__Exercise goal__. Scan the data that follows and count the lines with the string "تشکیل"; answer with the count alone.

[Dataset entries]
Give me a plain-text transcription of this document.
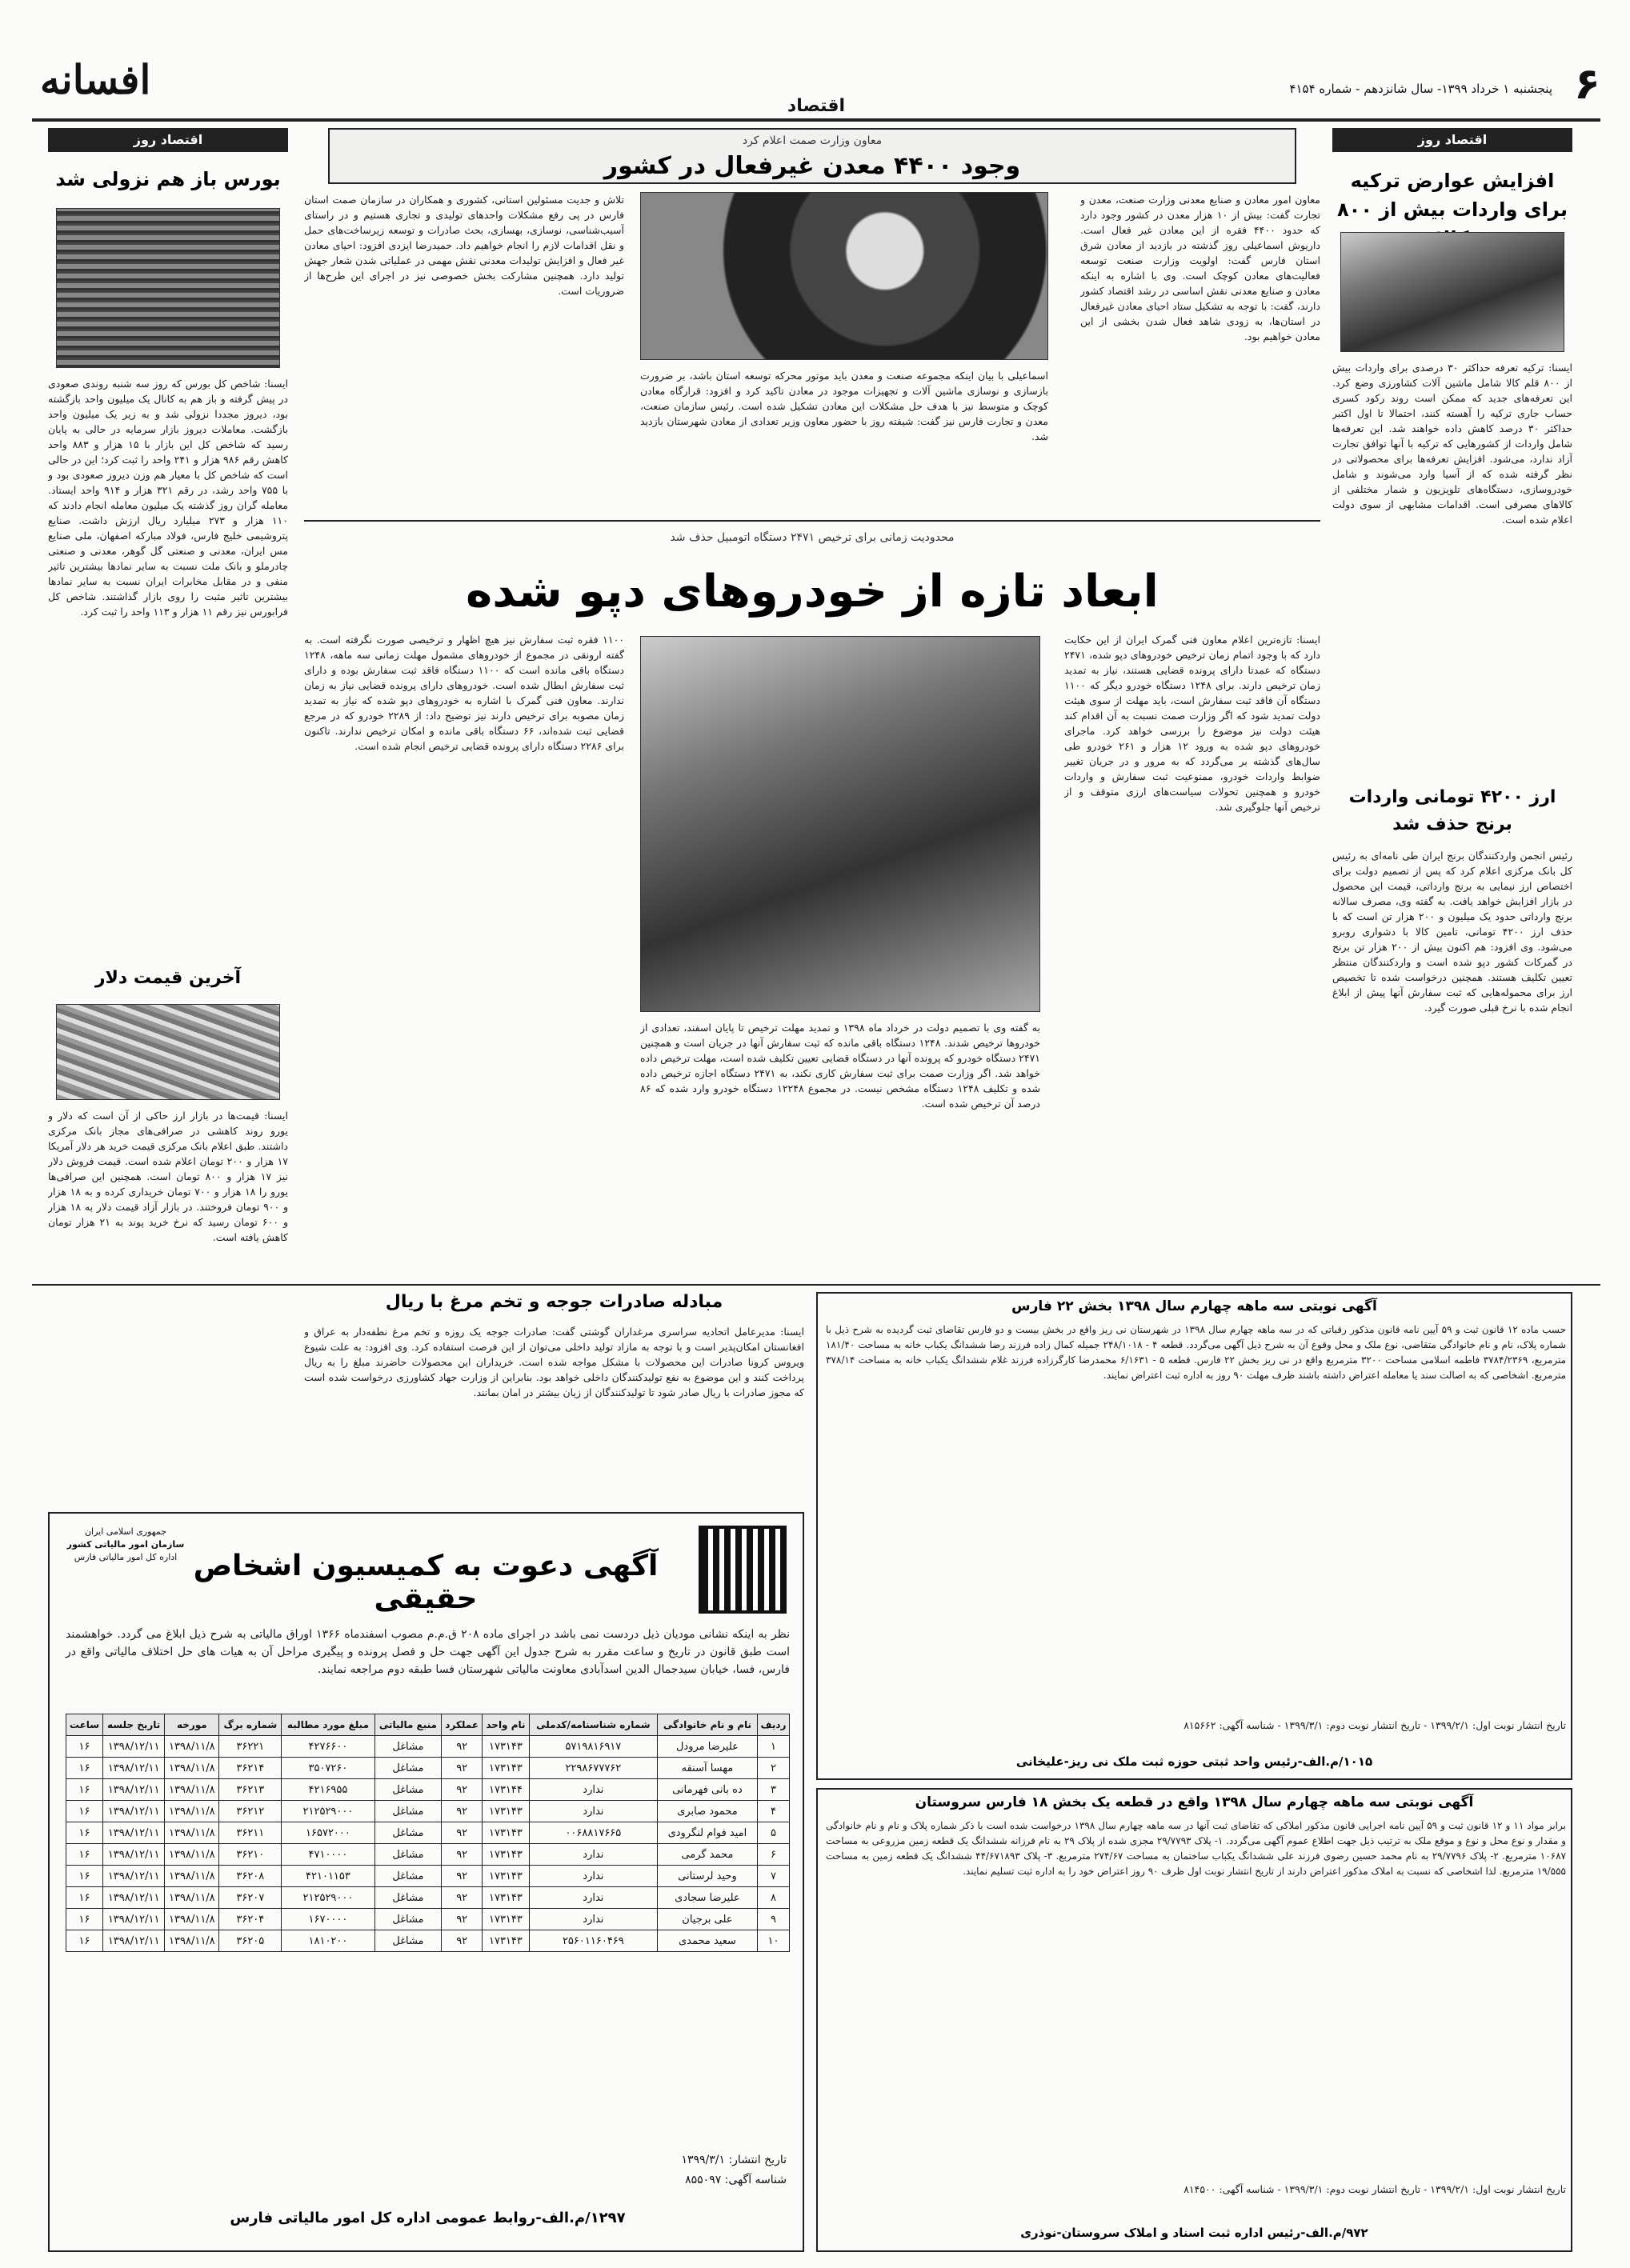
۶
پنجشنبه ۱ خرداد ۱۳۹۹- سال شانزدهم - شماره ۴۱۵۴
اقتصاد
افسانه
اقتصاد روز
افزایش عوارض ترکیه برای واردات بیش از ۸۰۰
ایسنا: ترکیه تعرفه حداکثر ۳۰ درصدی برای واردات بیش از ۸۰۰ قلم کالا شامل ماشین آلات کشاورزی وضع کرد. این تعرفه‌های جدید که ممکن است روند رکود کسری حساب جاری ترکیه را آهسته کنند، احتمالا تا اول اکتبر حداکثر ۳۰ درصد کاهش داده خواهند شد. این تعرفه‌ها شامل واردات از کشورهایی که ترکیه با آنها توافق تجارت آزاد ندارد، می‌شود. افزایش تعرفه‌ها برای محصولاتی در نظر گرفته شده که از آسیا وارد می‌شوند و شامل خودروسازی، دستگاه‌های تلویزیون و شمار مختلفی از کالاهای مصرفی است. اقدامات مشابهی از سوی دولت اعلام شده است.
ارز ۴۲۰۰ تومانی واردات برنج حذف شد
رئیس انجمن واردکنندگان برنج ایران طی نامه‌ای به رئیس کل بانک مرکزی اعلام کرد که پس از تصمیم دولت برای اختصاص ارز نیمایی به برنج وارداتی، قیمت این محصول در بازار افزایش خواهد یافت. به گفته وی، مصرف سالانه برنج وارداتی حدود یک میلیون و ۲۰۰ هزار تن است که با حذف ارز ۴۲۰۰ تومانی، تامین کالا با دشواری روبرو می‌شود. وی افزود: هم اکنون بیش از ۲۰۰ هزار تن برنج در گمرکات کشور دپو شده است و واردکنندگان منتظر تعیین تکلیف هستند. همچنین درخواست شده تا تخصیص ارز برای محموله‌هایی که ثبت سفارش آنها پیش از ابلاغ انجام شده با نرخ قبلی صورت گیرد.
اقتصاد روز
بورس باز هم نزولی شد
ایسنا: شاخص کل بورس که روز سه شنبه روندی صعودی در پیش گرفته و باز هم به کانال یک میلیون واحد بازگشته بود، دیروز مجددا نزولی شد و به زیر یک میلیون واحد بازگشت. معاملات دیروز بازار سرمایه در حالی به پایان رسید که شاخص کل این بازار با ۱۵ هزار و ۸۸۳ واحد کاهش رقم ۹۸۶ هزار و ۲۴۱ واحد را ثبت کرد؛ این در حالی است که شاخص کل با معیار هم وزن دیروز صعودی بود و با ۷۵۵ واحد رشد، در رقم ۳۲۱ هزار و ۹۱۴ واحد ایستاد. معامله گران روز گذشته یک میلیون معامله انجام دادند که ۱۱۰ هزار و ۲۷۳ میلیارد ریال ارزش داشت. صنایع پتروشیمی خلیج فارس، فولاد مبارکه اصفهان، ملی صنایع مس ایران، معدنی و صنعتی گل گوهر، معدنی و صنعتی چادرملو و بانک ملت نسبت به سایر نمادها بیشترین تاثیر منفی و در مقابل مخابرات ایران نسبت به سایر نمادها بیشترین تاثیر مثبت را روی بازار گذاشتند. شاخص کل فرابورس نیز رقم ۱۱ هزار و ۱۱۳ واحد را ثبت کرد.
آخرین قیمت دلار
ایسنا: قیمت‌ها در بازار ارز حاکی از آن است که دلار و یورو روند کاهشی در صرافی‌های مجاز بانک مرکزی داشتند. طبق اعلام بانک مرکزی قیمت خرید هر دلار آمریکا ۱۷ هزار و ۲۰۰ تومان اعلام شده است. قیمت فروش دلار نیز ۱۷ هزار و ۸۰۰ تومان است. همچنین این صرافی‌ها یورو را ۱۸ هزار و ۷۰۰ تومان خریداری کرده و به ۱۸ هزار و ۹۰۰ تومان فروختند. در بازار آزاد قیمت دلار به ۱۸ هزار و ۶۰۰ تومان رسید که نرخ خرید پوند به ۲۱ هزار تومان کاهش یافته است.
معاون وزارت صمت اعلام کرد
وجود ۴۴۰۰ معدن غیرفعال در کشور
معاون امور معادن و صنایع معدنی وزارت صنعت، معدن و تجارت گفت: بیش از ۱۰ هزار معدن در کشور وجود دارد که حدود ۴۴۰۰ فقره از این معادن غیر فعال است. داریوش اسماعیلی روز گذشته در بازدید از معادن شرق استان فارس گفت: اولویت وزارت صنعت توسعه فعالیت‌های معادن کوچک است. وی با اشاره به اینکه معادن و صنایع معدنی نقش اساسی در رشد اقتصاد کشور دارند، گفت: با توجه به تشکیل ستاد احیای معادن غیرفعال در استان‌ها، به زودی شاهد فعال شدن بخشی از این معادن خواهیم بود.
اسماعیلی با بیان اینکه مجموعه صنعت و معدن باید موتور محرکه توسعه استان باشد، بر ضرورت بازسازی و نوسازی ماشین آلات و تجهیزات موجود در معادن تاکید کرد و افزود: قرارگاه معادن کوچک و متوسط نیز با هدف حل مشکلات این معادن تشکیل شده است. رئیس سازمان صنعت، معدن و تجارت فارس نیز گفت: شیفته روز با حضور معاون وزیر تعدادی از معادن شهرستان بازدید شد.
تلاش و جدیت مسئولین استانی، کشوری و همکاران در سازمان صمت استان فارس در پی رفع مشکلات واحدهای تولیدی و تجاری هستیم و در راستای آسیب‌شناسی، نوسازی، بهسازی، بحث صادرات و توسعه زیرساخت‌های حمل و نقل اقدامات لازم را انجام خواهیم داد. حمیدرضا ایزدی افزود: احیای معادن غیر فعال و افزایش تولیدات معدنی نقش مهمی در عملیاتی شدن شعار جهش تولید دارد. همچنین مشارکت بخش خصوصی نیز در اجرای این طرح‌ها از ضروریات است.
محدودیت زمانی برای ترخیص ۲۴۷۱ دستگاه اتومبیل حذف شد
ابعاد تازه از خودروهای دپو شده
ایسنا: تازه‌ترین اعلام معاون فنی گمرک ایران از این حکایت دارد که با وجود اتمام زمان ترخیص خودروهای دپو شده، ۲۴۷۱ دستگاه که عمدتا دارای پرونده قضایی هستند، نیاز به تمدید زمان ترخیص دارند. برای ۱۲۴۸ دستگاه خودرو دیگر که ۱۱۰۰ دستگاه آن فاقد ثبت سفارش است، باید مهلت از سوی هیئت دولت تمدید شود که اگر وزارت صمت نسبت به آن اقدام کند هیئت دولت نیز موضوع را بررسی خواهد کرد. ماجرای خودروهای دپو شده به ورود ۱۲ هزار و ۲۶۱ خودرو طی سال‌های گذشته بر می‌گردد که به مرور و در جریان تغییر ضوابط واردات خودرو، ممنوعیت ثبت سفارش و واردات خودرو و همچنین تحولات سیاست‌های ارزی متوقف و از ترخیص آنها جلوگیری شد.
به گفته وی با تصمیم دولت در خرداد ماه ۱۳۹۸ و تمدید مهلت ترخیص تا پایان اسفند، تعدادی از خودروها ترخیص شدند. ۱۲۴۸ دستگاه باقی مانده که ثبت سفارش آنها در جریان است و همچنین ۲۴۷۱ دستگاه خودرو که پرونده آنها در دستگاه قضایی تعیین تکلیف شده است، مهلت ترخیص داده خواهد شد. اگر وزارت صمت برای ثبت سفارش کاری نکند، به ۲۴۷۱ دستگاه اجازه ترخیص داده شده و تکلیف ۱۲۴۸ دستگاه مشخص نیست. در مجموع ۱۲۲۴۸ دستگاه خودرو وارد شده که ۸۶ درصد آن ترخیص شده است.
۱۱۰۰ فقره ثبت سفارش نیز هیچ اظهار و ترخیصی صورت نگرفته است. به گفته ارونقی در مجموع از خودروهای مشمول مهلت زمانی سه ماهه، ۱۲۴۸ دستگاه باقی مانده است که ۱۱۰۰ دستگاه فاقد ثبت سفارش بوده و دارای ثبت سفارش ابطال شده است. خودروهای دارای پرونده قضایی نیاز به زمان ندارند. معاون فنی گمرک با اشاره به خودروهای دپو شده که نیاز به تمدید زمان مصوبه برای ترخیص دارند نیز توضیح داد: از ۲۲۸۹ خودرو که در مرجع قضایی ثبت شده‌اند، ۶۶ دستگاه باقی مانده و امکان ترخیص ندارند. تاکنون برای ۲۲۸۶ دستگاه دارای پرونده قضایی ترخیص انجام شده است.
آگهی نوبتی سه ماهه چهارم سال ۱۳۹۸ بخش ۲۲ فارس
حسب ماده ۱۲ قانون ثبت و ۵۹ آیین نامه قانون مذکور رقباتی که در سه ماهه چهارم سال ۱۳۹۸ در شهرستان نی ریز واقع در بخش بیست و دو فارس تقاضای ثبت گردیده به شرح ذیل با شماره پلاک، نام و نام خانوادگی متقاضی، نوع ملک و محل وقوع آن به شرح ذیل آگهی می‌گردد. قطعه ۴ - ۲۴۸/۱۰۱۸ جمیله کمال زاده فرزند رضا ششدانگ یکباب خانه به مساحت ۱۸۱/۴۰ مترمربع، ۳۷۸۴/۲۳۶۹ فاطمه اسلامی مساحت ۳۲۰۰ مترمربع واقع در نی ریز بخش ۲۲ فارس. قطعه ۵ - ۶/۱۶۳۱ محمدرضا کارگرزاده فرزند غلام ششدانگ یکباب خانه به مساحت ۳۷۸/۱۴ مترمربع. اشخاصی که به اصالت سند یا معامله اعتراض داشته باشند ظرف مهلت ۹۰ روز به اداره ثبت اعتراض نمایند.
تاریخ انتشار نوبت اول: ۱۳۹۹/۲/۱ - تاریخ انتشار نوبت دوم: ۱۳۹۹/۳/۱ - شناسه آگهی: ۸۱۵۶۶۲
۱۰۱۵/م.الف-رئیس واحد ثبتی حوزه ثبت ملک نی ریز-علیخانی
آگهی نوبتی سه ماهه چهارم سال ۱۳۹۸ واقع در قطعه یک بخش ۱۸ فارس سروستان
برابر مواد ۱۱ و ۱۲ قانون ثبت و ۵۹ آیین نامه اجرایی قانون مذکور املاکی که تقاضای ثبت آنها در سه ماهه چهارم سال ۱۳۹۸ درخواست شده است با ذکر شماره پلاک و نام و نام خانوادگی و مقدار و نوع محل و نوع و موقع ملک به ترتیب ذیل جهت اطلاع عموم آگهی می‌گردد. ۱- پلاک ۲۹/۷۷۹۳ مجزی شده از پلاک ۲۹ به نام فرزانه ششدانگ یک قطعه زمین مزروعی به مساحت ۱۰۶۸۷ مترمربع. ۲- پلاک ۲۹/۷۷۹۶ به نام محمد حسین رضوی فرزند علی ششدانگ یکباب ساختمان به مساحت ۲۷۴/۶۷ مترمربع. ۳- پلاک ۴۴/۶۷۱۸۹۳ ششدانگ یک قطعه زمین به مساحت ۱۹/۵۵۵ مترمربع. لذا اشخاصی که نسبت به املاک مذکور اعتراض دارند از تاریخ انتشار نوبت اول ظرف ۹۰ روز اعتراض خود را به اداره ثبت تسلیم نمایند.
تاریخ انتشار نوبت اول: ۱۳۹۹/۲/۱ - تاریخ انتشار نوبت دوم: ۱۳۹۹/۳/۱ - شناسه آگهی: ۸۱۴۵۰۰
۹۷۲/م.الف-رئیس اداره ثبت اسناد و املاک سروستان-نوذری
مبادله صادرات جوجه و تخم مرغ با ریال
ایسنا: مدیرعامل اتحادیه سراسری مرغداران گوشتی گفت: صادرات جوجه یک روزه و تخم مرغ نطفه‌دار به عراق و افغانستان امکان‌پذیر است و با توجه به مازاد تولید داخلی می‌توان از این فرصت استفاده کرد. وی افزود: به علت شیوع ویروس کرونا صادرات این محصولات با مشکل مواجه شده است. خریداران این محصولات حاضرند مبلغ را به ریال پرداخت کنند و این موضوع به نفع تولیدکنندگان داخلی خواهد بود. بنابراین از وزارت جهاد کشاورزی درخواست شده است که مجوز صادرات با ریال صادر شود تا تولیدکنندگان از زیان بیشتر در امان بمانند.
جمهوری اسلامی ایران
سازمان امور مالیاتی کشور
اداره کل امور مالیاتی فارس آگهی دعوت به کمیسیون اشخاص حقیقی
نظر به اینکه نشانی مودیان ذیل دردست نمی باشد در اجرای ماده ۲۰۸ ق.م.م مصوب اسفندماه ۱۳۶۶ اوراق مالیاتی به شرح ذیل ابلاغ می گردد. خواهشمند است طبق قانون در تاریخ و ساعت مقرر به شرح جدول این آگهی جهت حل و فصل پرونده و پیگیری مراحل آن به هیات های حل اختلاف مالیاتی واقع در فارس، فسا، خیابان سیدجمال الدین اسدآبادی معاونت مالیاتی شهرستان فسا طبقه دوم مراجعه نمایند.
ردیف	نام و نام خانوادگی	شماره شناسنامه/کدملی	نام واحد	عملکرد	منبع مالیاتی	مبلغ مورد مطالبه	شماره برگ	مورخه	تاریخ جلسه	ساعت
۱	علیرضا مرودل	۵۷۱۹۸۱۶۹۱۷	۱۷۳۱۴۳	۹۲	مشاغل	۴۲۷۶۶۰۰	۳۶۲۲۱	۱۳۹۸/۱۱/۸	۱۳۹۸/۱۲/۱۱	۱۶
۲	مهسا آسنقه	۲۲۹۸۶۷۷۷۶۲	۱۷۳۱۴۳	۹۲	مشاغل	۳۵۰۷۲۶۰	۳۶۲۱۴	۱۳۹۸/۱۱/۸	۱۳۹۸/۱۲/۱۱	۱۶
۳	ده بانی فهرمانی	ندارد	۱۷۳۱۴۴	۹۲	مشاغل	۴۲۱۶۹۵۵	۳۶۲۱۳	۱۳۹۸/۱۱/۸	۱۳۹۸/۱۲/۱۱	۱۶
۴	محمود صابری	ندارد	۱۷۳۱۴۳	۹۲	مشاغل	۲۱۲۵۲۹۰۰۰	۳۶۲۱۲	۱۳۹۸/۱۱/۸	۱۳۹۸/۱۲/۱۱	۱۶
۵	امید فوام لنگرودی	۰۰۶۸۸۱۷۶۶۵	۱۷۳۱۴۳	۹۲	مشاغل	۱۶۵۷۲۰۰۰	۳۶۲۱۱	۱۳۹۸/۱۱/۸	۱۳۹۸/۱۲/۱۱	۱۶
۶	محمد گرمی	ندارد	۱۷۳۱۴۳	۹۲	مشاغل	۴۷۱۰۰۰۰	۳۶۲۱۰	۱۳۹۸/۱۱/۸	۱۳۹۸/۱۲/۱۱	۱۶
۷	وحید لرستانی	ندارد	۱۷۳۱۴۳	۹۲	مشاغل	۴۲۱۰۱۱۵۳	۳۶۲۰۸	۱۳۹۸/۱۱/۸	۱۳۹۸/۱۲/۱۱	۱۶
۸	علیرضا سجادی	ندارد	۱۷۳۱۴۳	۹۲	مشاغل	۲۱۲۵۲۹۰۰۰	۳۶۲۰۷	۱۳۹۸/۱۱/۸	۱۳۹۸/۱۲/۱۱	۱۶
۹	علی برجیان	ندارد	۱۷۳۱۴۳	۹۲	مشاغل	۱۶۷۰۰۰۰	۳۶۲۰۴	۱۳۹۸/۱۱/۸	۱۳۹۸/۱۲/۱۱	۱۶
۱۰	سعید محمدی	۲۵۶۰۱۱۶۰۴۶۹	۱۷۳۱۴۳	۹۲	مشاغل	۱۸۱۰۲۰۰	۳۶۲۰۵	۱۳۹۸/۱۱/۸	۱۳۹۸/۱۲/۱۱	۱۶
تاریخ انتشار: ۱۳۹۹/۳/۱
شناسه آگهی: ۸۵۵۰۹۷
۱۲۹۷/م.الف-روابط عمومی اداره کل امور مالیاتی فارس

__Solution to the problem__. 2